[Data records]

————

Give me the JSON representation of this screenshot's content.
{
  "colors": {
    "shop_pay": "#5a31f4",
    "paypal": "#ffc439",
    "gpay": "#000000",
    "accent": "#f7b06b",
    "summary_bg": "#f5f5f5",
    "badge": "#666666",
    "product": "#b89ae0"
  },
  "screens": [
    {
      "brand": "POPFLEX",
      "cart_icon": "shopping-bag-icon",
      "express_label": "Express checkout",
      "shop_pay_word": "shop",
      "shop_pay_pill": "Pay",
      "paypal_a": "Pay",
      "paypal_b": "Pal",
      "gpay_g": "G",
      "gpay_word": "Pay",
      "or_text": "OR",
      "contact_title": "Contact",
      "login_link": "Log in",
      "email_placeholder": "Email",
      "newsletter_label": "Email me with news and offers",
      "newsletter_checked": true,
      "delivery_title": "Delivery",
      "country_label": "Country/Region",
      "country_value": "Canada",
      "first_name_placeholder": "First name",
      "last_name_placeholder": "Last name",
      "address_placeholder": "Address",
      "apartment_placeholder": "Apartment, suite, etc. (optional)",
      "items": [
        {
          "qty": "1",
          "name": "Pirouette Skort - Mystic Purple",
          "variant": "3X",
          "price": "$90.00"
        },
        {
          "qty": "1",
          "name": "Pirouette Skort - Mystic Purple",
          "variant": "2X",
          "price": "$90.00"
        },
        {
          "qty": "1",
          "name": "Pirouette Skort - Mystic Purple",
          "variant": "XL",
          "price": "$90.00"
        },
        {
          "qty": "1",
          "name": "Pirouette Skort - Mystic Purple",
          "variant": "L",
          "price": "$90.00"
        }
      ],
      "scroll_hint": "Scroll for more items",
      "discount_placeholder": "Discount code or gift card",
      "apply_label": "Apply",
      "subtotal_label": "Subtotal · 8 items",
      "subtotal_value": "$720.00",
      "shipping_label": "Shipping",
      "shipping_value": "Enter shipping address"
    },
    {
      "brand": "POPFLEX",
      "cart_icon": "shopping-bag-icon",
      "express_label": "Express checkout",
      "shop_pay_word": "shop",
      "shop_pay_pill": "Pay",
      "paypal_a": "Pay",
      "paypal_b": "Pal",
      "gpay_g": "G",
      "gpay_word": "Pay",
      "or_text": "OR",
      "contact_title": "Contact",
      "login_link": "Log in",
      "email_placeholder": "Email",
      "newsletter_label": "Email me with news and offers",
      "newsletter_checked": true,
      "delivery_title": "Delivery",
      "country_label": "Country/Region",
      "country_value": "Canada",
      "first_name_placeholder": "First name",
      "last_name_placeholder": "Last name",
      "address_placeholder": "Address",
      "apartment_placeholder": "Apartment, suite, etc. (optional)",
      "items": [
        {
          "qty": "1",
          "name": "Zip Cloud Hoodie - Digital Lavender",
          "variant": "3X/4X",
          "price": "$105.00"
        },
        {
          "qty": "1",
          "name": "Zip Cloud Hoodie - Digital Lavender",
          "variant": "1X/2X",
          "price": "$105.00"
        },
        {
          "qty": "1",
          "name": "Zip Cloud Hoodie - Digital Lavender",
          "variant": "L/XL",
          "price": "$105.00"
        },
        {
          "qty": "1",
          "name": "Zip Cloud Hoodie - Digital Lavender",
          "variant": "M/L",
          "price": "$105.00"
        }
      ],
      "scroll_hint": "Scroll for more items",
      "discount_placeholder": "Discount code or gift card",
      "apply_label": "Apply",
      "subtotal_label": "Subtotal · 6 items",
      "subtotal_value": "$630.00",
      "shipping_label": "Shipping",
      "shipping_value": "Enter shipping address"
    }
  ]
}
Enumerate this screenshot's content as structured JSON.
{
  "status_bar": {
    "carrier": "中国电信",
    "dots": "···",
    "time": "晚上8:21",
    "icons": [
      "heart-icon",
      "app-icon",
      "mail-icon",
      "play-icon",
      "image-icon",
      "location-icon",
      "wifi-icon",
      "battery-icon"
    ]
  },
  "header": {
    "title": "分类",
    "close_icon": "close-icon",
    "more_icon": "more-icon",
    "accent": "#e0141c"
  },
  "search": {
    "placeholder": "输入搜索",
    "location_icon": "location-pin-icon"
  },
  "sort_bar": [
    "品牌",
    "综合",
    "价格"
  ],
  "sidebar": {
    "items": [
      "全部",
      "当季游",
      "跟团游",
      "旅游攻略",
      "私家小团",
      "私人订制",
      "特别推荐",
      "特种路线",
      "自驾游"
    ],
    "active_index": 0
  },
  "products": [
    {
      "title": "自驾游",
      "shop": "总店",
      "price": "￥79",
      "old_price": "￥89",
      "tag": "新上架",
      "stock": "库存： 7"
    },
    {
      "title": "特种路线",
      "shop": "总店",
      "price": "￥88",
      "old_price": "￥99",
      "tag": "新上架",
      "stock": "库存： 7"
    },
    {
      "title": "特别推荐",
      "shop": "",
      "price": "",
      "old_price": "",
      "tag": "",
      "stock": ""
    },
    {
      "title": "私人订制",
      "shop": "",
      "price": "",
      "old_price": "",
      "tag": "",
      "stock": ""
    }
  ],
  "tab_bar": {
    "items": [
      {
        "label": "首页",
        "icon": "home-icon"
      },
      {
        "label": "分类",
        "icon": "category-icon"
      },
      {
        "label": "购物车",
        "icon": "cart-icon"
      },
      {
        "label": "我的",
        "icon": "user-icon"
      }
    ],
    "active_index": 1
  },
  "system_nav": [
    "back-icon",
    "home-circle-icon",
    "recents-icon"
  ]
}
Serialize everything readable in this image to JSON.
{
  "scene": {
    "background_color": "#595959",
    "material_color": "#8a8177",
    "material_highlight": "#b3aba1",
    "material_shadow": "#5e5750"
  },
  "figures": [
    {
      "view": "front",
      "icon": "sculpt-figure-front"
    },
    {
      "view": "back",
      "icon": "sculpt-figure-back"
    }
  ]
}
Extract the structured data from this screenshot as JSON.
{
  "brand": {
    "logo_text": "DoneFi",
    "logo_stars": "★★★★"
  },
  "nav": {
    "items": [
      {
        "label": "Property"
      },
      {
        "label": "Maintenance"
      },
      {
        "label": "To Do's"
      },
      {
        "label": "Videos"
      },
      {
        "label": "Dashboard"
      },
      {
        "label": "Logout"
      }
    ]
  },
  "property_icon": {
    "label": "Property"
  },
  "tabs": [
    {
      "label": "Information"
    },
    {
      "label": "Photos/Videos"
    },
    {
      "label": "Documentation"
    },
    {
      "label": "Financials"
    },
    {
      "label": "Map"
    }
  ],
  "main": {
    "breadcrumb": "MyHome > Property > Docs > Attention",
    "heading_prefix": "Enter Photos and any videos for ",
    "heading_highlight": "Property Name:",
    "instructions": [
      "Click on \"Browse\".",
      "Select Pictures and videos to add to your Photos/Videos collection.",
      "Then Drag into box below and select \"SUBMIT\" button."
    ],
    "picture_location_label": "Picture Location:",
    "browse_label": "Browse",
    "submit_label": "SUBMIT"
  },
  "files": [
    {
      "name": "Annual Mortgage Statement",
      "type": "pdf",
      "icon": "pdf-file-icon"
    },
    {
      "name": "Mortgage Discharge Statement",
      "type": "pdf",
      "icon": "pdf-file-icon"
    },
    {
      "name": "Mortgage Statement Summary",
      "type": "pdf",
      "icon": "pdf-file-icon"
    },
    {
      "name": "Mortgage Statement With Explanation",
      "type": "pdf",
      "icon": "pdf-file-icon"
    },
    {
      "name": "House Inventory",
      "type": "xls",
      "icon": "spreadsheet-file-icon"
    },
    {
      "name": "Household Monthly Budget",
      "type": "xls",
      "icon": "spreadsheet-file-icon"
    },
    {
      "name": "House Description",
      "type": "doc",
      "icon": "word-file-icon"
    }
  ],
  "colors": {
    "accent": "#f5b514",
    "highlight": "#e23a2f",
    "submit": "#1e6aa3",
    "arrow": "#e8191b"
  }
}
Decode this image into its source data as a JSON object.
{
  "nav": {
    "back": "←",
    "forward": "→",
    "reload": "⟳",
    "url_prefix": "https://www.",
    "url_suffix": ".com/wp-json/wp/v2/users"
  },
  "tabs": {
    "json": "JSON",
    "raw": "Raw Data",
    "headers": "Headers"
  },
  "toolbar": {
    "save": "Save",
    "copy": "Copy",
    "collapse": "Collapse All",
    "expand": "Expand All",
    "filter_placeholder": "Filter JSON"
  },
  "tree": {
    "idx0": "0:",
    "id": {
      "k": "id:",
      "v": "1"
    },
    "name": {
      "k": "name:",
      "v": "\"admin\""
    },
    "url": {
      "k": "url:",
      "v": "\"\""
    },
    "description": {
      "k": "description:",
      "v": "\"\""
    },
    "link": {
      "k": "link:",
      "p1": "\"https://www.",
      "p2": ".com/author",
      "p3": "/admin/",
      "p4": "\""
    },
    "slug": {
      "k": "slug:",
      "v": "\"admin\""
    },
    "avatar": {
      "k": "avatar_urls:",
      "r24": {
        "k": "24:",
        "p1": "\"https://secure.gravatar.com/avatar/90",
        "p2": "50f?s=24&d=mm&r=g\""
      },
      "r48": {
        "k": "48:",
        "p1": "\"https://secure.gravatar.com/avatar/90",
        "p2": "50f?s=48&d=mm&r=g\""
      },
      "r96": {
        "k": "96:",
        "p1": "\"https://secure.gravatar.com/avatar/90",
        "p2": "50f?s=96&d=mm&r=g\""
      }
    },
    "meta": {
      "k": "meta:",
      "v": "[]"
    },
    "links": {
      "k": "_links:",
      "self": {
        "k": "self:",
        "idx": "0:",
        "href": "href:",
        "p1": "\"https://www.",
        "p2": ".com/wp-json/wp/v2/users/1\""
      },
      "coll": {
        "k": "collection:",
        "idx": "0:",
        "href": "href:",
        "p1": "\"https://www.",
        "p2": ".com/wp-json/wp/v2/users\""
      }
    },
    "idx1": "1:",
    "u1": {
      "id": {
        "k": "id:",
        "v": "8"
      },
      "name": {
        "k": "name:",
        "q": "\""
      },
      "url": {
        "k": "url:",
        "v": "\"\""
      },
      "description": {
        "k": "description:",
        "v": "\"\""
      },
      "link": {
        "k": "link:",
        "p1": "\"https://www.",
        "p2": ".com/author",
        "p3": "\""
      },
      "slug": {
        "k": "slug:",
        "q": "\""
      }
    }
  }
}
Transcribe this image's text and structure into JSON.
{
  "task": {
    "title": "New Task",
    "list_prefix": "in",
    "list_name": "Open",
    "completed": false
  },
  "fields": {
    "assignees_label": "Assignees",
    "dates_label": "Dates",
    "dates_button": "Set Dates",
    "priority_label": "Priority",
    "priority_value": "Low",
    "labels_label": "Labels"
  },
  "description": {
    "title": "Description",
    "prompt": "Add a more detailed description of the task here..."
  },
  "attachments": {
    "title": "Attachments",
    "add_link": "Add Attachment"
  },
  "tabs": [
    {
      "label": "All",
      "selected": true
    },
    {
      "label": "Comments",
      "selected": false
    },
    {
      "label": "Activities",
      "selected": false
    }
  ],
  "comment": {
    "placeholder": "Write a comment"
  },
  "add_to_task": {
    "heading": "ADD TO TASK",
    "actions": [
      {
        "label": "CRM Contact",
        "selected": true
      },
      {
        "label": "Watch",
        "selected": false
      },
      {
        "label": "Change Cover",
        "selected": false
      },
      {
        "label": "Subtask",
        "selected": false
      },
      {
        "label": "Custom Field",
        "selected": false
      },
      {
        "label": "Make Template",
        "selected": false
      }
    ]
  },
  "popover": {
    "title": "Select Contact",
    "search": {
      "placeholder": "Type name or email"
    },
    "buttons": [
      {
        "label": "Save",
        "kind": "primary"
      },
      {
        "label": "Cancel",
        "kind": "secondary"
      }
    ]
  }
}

————

Scan the listing above for the word "front" and show each line where it is found.

SOLUTION TO THIS PROBLEM:
      "view": "front",
      "icon": "sculpt-figure-front"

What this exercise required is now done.